— BEGIN —

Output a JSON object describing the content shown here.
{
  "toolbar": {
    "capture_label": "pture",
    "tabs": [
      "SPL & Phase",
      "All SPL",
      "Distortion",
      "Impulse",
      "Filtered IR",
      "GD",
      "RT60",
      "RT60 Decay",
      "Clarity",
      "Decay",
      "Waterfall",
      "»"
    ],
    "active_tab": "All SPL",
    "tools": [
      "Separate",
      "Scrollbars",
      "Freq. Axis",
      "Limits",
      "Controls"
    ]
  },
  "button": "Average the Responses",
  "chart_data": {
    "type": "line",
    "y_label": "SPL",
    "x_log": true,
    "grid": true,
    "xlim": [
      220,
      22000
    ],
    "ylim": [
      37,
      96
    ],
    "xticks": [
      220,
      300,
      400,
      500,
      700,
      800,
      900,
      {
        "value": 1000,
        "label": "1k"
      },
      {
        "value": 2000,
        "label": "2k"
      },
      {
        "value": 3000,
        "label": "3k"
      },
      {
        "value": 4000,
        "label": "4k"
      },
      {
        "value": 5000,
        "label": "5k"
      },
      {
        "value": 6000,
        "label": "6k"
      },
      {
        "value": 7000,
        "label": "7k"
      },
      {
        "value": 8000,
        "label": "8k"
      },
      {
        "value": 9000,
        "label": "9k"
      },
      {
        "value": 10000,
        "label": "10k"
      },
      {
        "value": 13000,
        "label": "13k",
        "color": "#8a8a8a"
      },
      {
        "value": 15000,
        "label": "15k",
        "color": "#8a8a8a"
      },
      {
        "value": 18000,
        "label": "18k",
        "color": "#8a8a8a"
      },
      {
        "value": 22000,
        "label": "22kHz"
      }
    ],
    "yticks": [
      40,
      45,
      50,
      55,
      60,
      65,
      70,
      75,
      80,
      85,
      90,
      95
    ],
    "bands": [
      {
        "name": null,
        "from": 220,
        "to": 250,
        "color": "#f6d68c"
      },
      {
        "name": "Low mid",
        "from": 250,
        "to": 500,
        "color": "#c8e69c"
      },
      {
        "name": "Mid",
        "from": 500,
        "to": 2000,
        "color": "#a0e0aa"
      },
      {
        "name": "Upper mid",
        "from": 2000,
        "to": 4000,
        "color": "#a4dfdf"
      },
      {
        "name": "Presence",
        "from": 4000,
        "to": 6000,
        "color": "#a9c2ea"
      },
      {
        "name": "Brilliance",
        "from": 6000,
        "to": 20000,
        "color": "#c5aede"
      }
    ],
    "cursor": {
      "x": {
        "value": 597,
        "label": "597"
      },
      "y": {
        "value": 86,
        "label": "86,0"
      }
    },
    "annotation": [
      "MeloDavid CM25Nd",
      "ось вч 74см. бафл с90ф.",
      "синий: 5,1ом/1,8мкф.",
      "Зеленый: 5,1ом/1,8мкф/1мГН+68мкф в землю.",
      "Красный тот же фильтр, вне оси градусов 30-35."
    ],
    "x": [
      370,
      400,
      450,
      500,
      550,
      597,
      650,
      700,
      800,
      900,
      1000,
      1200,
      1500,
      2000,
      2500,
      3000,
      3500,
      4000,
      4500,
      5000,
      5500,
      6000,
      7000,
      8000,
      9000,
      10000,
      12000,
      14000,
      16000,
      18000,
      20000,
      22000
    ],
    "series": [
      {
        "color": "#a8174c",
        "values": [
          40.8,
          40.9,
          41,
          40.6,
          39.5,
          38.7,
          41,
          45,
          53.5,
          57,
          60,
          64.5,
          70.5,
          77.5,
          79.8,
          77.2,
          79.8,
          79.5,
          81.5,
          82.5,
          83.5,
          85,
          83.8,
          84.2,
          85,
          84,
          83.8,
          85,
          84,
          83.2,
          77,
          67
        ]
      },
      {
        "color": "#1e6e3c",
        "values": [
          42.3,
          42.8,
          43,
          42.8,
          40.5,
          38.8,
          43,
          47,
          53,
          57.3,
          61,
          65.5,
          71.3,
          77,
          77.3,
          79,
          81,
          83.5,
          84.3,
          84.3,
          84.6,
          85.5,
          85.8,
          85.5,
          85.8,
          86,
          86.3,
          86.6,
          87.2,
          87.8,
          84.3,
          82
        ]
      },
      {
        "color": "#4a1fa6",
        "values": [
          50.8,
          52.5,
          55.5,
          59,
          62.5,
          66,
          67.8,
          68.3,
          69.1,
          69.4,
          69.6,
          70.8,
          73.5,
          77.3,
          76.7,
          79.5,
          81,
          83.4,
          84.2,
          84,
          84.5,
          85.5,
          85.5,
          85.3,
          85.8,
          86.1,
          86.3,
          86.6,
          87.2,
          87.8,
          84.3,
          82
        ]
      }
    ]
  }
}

— END —

_Request_
Read the entries and pick out all lines that include the word "from".

_Task output_
        "from": 220,
        "from": 250,
        "from": 500,
        "from": 2000,
        "from": 4000,
        "from": 6000,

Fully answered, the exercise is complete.